PROBLEM DESCRIPTION:
Skip the pictures and extract all of the lines exactly as written.

****

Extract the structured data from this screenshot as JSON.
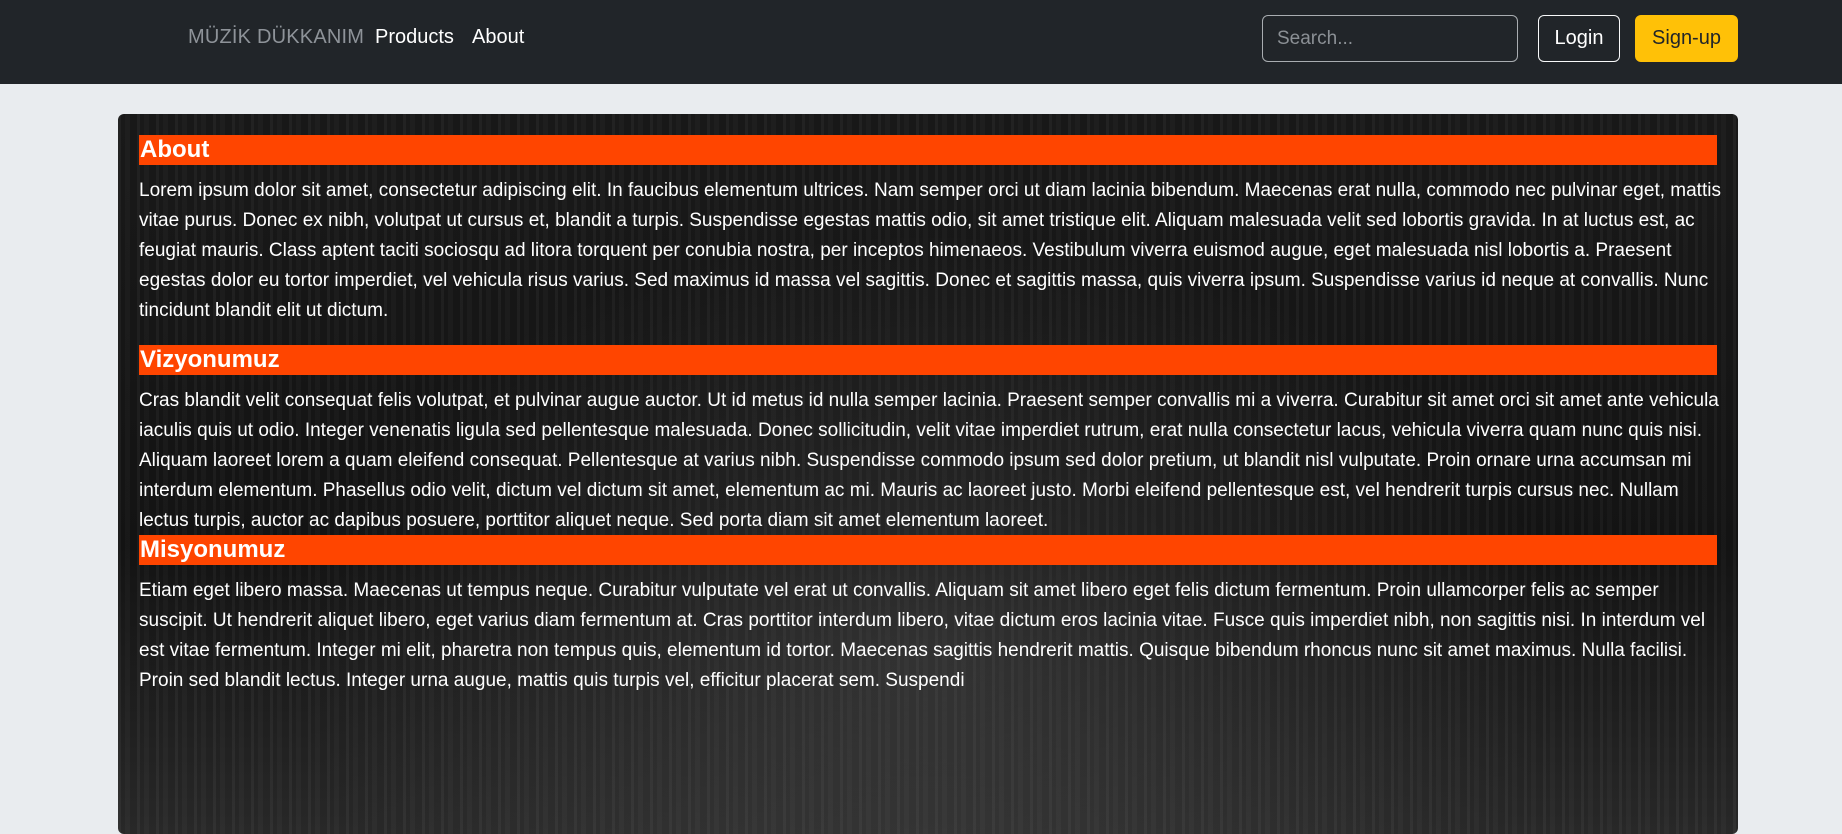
{
  "navbar": {
    "brand": "MÜZİK DÜKKANIM",
    "links": [
      "Products",
      "About"
    ],
    "search_placeholder": "Search...",
    "login_label": "Login",
    "signup_label": "Sign-up"
  },
  "colors": {
    "navbar_bg": "#212529",
    "accent_orange": "#ff4500",
    "signup_yellow": "#ffc107",
    "page_bg": "#e9ecef"
  },
  "sections": [
    {
      "title": "About",
      "text": "Lorem ipsum dolor sit amet, consectetur adipiscing elit. In faucibus elementum ultrices. Nam semper orci ut diam lacinia bibendum. Maecenas erat nulla, commodo nec pulvinar eget, mattis vitae purus. Donec ex nibh, volutpat ut cursus et, blandit a turpis. Suspendisse egestas mattis odio, sit amet tristique elit. Aliquam malesuada velit sed lobortis gravida. In at luctus est, ac feugiat mauris. Class aptent taciti sociosqu ad litora torquent per conubia nostra, per inceptos himenaeos. Vestibulum viverra euismod augue, eget malesuada nisl lobortis a. Praesent egestas dolor eu tortor imperdiet, vel vehicula risus varius. Sed maximus id massa vel sagittis. Donec et sagittis massa, quis viverra ipsum. Suspendisse varius id neque at convallis. Nunc tincidunt blandit elit ut dictum."
    },
    {
      "title": "Vizyonumuz",
      "text": "Cras blandit velit consequat felis volutpat, et pulvinar augue auctor. Ut id metus id nulla semper lacinia. Praesent semper convallis mi a viverra. Curabitur sit amet orci sit amet ante vehicula iaculis quis ut odio. Integer venenatis ligula sed pellentesque malesuada. Donec sollicitudin, velit vitae imperdiet rutrum, erat nulla consectetur lacus, vehicula viverra quam nunc quis nisi. Aliquam laoreet lorem a quam eleifend consequat. Pellentesque at varius nibh. Suspendisse commodo ipsum sed dolor pretium, ut blandit nisl vulputate. Proin ornare urna accumsan mi interdum elementum. Phasellus odio velit, dictum vel dictum sit amet, elementum ac mi. Mauris ac laoreet justo. Morbi eleifend pellentesque est, vel hendrerit turpis cursus nec. Nullam lectus turpis, auctor ac dapibus posuere, porttitor aliquet neque. Sed porta diam sit amet elementum laoreet."
    },
    {
      "title": "Misyonumuz",
      "text": "Etiam eget libero massa. Maecenas ut tempus neque. Curabitur vulputate vel erat ut convallis. Aliquam sit amet libero eget felis dictum fermentum. Proin ullamcorper felis ac semper suscipit. Ut hendrerit aliquet libero, eget varius diam fermentum at. Cras porttitor interdum libero, vitae dictum eros lacinia vitae. Fusce quis imperdiet nibh, non sagittis nisi. In interdum vel est vitae fermentum. Integer mi elit, pharetra non tempus quis, elementum id tortor. Maecenas sagittis hendrerit mattis. Quisque bibendum rhoncus nunc sit amet maximus. Nulla facilisi. Proin sed blandit lectus. Integer urna augue, mattis quis turpis vel, efficitur placerat sem. Suspendi"
    }
  ]
}
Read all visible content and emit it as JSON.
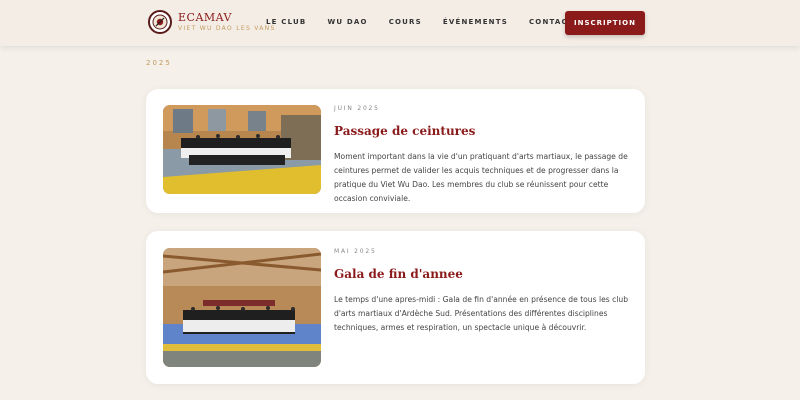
{
  "brand": {
    "name": "ECAMAV",
    "tagline": "VIET WU DAO LES VANS"
  },
  "nav": {
    "items": [
      "LE CLUB",
      "WU DAO",
      "COURS",
      "ÉVÉNEMENTS",
      "CONTACT"
    ],
    "cta_label": "INSCRIPTION"
  },
  "section": {
    "year": "2025"
  },
  "events": [
    {
      "date": "JUIN 2025",
      "title": "Passage de ceintures",
      "description": "Moment important dans la vie d'un pratiquant d'arts martiaux, le passage de ceintures permet de valider les acquis techniques et de progresser dans la pratique du Viet Wu Dao. Les membres du club se réunissent pour cette occasion conviviale."
    },
    {
      "date": "MAI 2025",
      "title": "Gala de fin d'annee",
      "description": "Le temps d'une apres-midi : Gala de fin d'année en présence de tous les club d'arts martiaux d'Ardèche Sud. Présentations des différentes disciplines techniques, armes et respiration, un spectacle unique à découvrir."
    }
  ],
  "colors": {
    "brand": "#8b1a1a",
    "accent": "#c49a5c",
    "background": "#f5f0ea"
  }
}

****

RESULT FOR THIS TASK:
Extract the structured data from this screenshot as JSON.
{
  "navbar": {
    "brand": "MÜZİK DÜKKANIM",
    "links": [
      "Products",
      "About"
    ],
    "search_placeholder": "Search...",
    "login_label": "Login",
    "signup_label": "Sign-up"
  },
  "colors": {
    "navbar_bg": "#212529",
    "accent_orange": "#ff4500",
    "signup_yellow": "#ffc107",
    "page_bg": "#e9ecef"
  },
  "sections": [
    {
      "title": "About",
      "text": "Lorem ipsum dolor sit amet, consectetur adipiscing elit. In faucibus elementum ultrices. Nam semper orci ut diam lacinia bibendum. Maecenas erat nulla, commodo nec pulvinar eget, mattis vitae purus. Donec ex nibh, volutpat ut cursus et, blandit a turpis. Suspendisse egestas mattis odio, sit amet tristique elit. Aliquam malesuada velit sed lobortis gravida. In at luctus est, ac feugiat mauris. Class aptent taciti sociosqu ad litora torquent per conubia nostra, per inceptos himenaeos. Vestibulum viverra euismod augue, eget malesuada nisl lobortis a. Praesent egestas dolor eu tortor imperdiet, vel vehicula risus varius. Sed maximus id massa vel sagittis. Donec et sagittis massa, quis viverra ipsum. Suspendisse varius id neque at convallis. Nunc tincidunt blandit elit ut dictum."
    },
    {
      "title": "Vizyonumuz",
      "text": "Cras blandit velit consequat felis volutpat, et pulvinar augue auctor. Ut id metus id nulla semper lacinia. Praesent semper convallis mi a viverra. Curabitur sit amet orci sit amet ante vehicula iaculis quis ut odio. Integer venenatis ligula sed pellentesque malesuada. Donec sollicitudin, velit vitae imperdiet rutrum, erat nulla consectetur lacus, vehicula viverra quam nunc quis nisi. Aliquam laoreet lorem a quam eleifend consequat. Pellentesque at varius nibh. Suspendisse commodo ipsum sed dolor pretium, ut blandit nisl vulputate. Proin ornare urna accumsan mi interdum elementum. Phasellus odio velit, dictum vel dictum sit amet, elementum ac mi. Mauris ac laoreet justo. Morbi eleifend pellentesque est, vel hendrerit turpis cursus nec. Nullam lectus turpis, auctor ac dapibus posuere, porttitor aliquet neque. Sed porta diam sit amet elementum laoreet."
    },
    {
      "title": "Misyonumuz",
      "text": "Etiam eget libero massa. Maecenas ut tempus neque. Curabitur vulputate vel erat ut convallis. Aliquam sit amet libero eget felis dictum fermentum. Proin ullamcorper felis ac semper suscipit. Ut hendrerit aliquet libero, eget varius diam fermentum at. Cras porttitor interdum libero, vitae dictum eros lacinia vitae. Fusce quis imperdiet nibh, non sagittis nisi. In interdum vel est vitae fermentum. Integer mi elit, pharetra non tempus quis, elementum id tortor. Maecenas sagittis hendrerit mattis. Quisque bibendum rhoncus nunc sit amet maximus. Nulla facilisi. Proin sed blandit lectus. Integer urna augue, mattis quis turpis vel, efficitur placerat sem. Suspendi"
    }
  ]
}
Read all visible content and emit it as JSON.
{
  "brand": {
    "name": "ECAMAV",
    "tagline": "VIET WU DAO LES VANS"
  },
  "nav": {
    "items": [
      "LE CLUB",
      "WU DAO",
      "COURS",
      "ÉVÉNEMENTS",
      "CONTACT"
    ],
    "cta_label": "INSCRIPTION"
  },
  "section": {
    "year": "2025"
  },
  "events": [
    {
      "date": "JUIN 2025",
      "title": "Passage de ceintures",
      "description": "Moment important dans la vie d'un pratiquant d'arts martiaux, le passage de ceintures permet de valider les acquis techniques et de progresser dans la pratique du Viet Wu Dao. Les membres du club se réunissent pour cette occasion conviviale."
    },
    {
      "date": "MAI 2025",
      "title": "Gala de fin d'annee",
      "description": "Le temps d'une apres-midi : Gala de fin d'année en présence de tous les club d'arts martiaux d'Ardèche Sud. Présentations des différentes disciplines techniques, armes et respiration, un spectacle unique à découvrir."
    }
  ],
  "colors": {
    "brand": "#8b1a1a",
    "accent": "#c49a5c",
    "background": "#f5f0ea"
  }
}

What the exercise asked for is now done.